> [SOURCE MATERIAL]:
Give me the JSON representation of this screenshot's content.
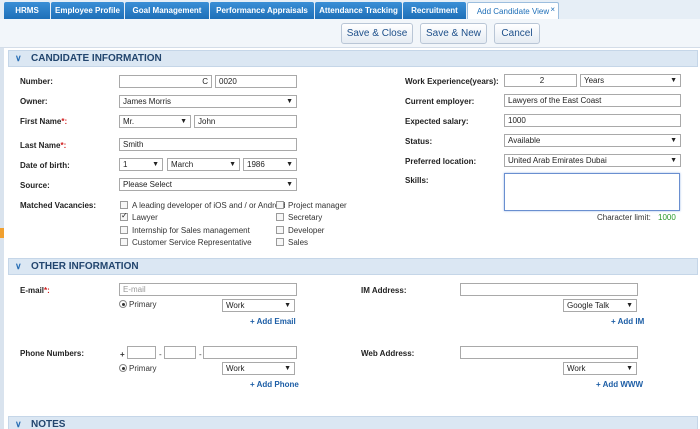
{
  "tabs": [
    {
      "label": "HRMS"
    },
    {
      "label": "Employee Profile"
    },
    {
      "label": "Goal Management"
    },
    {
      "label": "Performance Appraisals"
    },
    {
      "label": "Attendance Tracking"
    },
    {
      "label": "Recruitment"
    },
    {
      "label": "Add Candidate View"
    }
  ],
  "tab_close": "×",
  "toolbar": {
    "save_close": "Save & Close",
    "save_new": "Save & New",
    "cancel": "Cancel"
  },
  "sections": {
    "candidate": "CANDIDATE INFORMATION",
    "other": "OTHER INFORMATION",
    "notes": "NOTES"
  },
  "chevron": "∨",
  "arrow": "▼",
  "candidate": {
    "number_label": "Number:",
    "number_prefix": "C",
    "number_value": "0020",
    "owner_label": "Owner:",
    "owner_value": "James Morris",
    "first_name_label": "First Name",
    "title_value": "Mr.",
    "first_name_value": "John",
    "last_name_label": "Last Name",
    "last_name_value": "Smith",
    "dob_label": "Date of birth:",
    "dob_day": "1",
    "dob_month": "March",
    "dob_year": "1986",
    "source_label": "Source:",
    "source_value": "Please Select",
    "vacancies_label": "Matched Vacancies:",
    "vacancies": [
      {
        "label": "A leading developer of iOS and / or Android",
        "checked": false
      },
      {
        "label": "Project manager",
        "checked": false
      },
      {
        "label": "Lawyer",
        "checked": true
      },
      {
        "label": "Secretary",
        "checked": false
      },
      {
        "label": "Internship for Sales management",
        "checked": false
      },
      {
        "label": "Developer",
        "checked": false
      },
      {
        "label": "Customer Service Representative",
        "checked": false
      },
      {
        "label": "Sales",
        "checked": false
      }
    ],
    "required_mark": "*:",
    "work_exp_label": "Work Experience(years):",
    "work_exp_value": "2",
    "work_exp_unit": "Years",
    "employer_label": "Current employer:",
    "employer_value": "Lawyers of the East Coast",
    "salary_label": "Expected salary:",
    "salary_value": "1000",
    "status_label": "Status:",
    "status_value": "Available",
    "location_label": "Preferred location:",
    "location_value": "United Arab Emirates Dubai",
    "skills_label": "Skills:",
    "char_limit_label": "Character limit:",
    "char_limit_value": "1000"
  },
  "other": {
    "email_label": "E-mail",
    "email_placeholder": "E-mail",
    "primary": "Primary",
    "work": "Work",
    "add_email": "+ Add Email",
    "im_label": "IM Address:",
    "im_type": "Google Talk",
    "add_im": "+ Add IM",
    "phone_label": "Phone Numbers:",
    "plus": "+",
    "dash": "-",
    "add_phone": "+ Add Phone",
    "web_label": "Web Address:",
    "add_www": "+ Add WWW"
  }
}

> [TASK DETAILS]: Pick out all lines containing the string "Phone".

> [WRITTEN ANSWER]:
    "phone_label": "Phone Numbers:",
    "add_phone": "+ Add Phone",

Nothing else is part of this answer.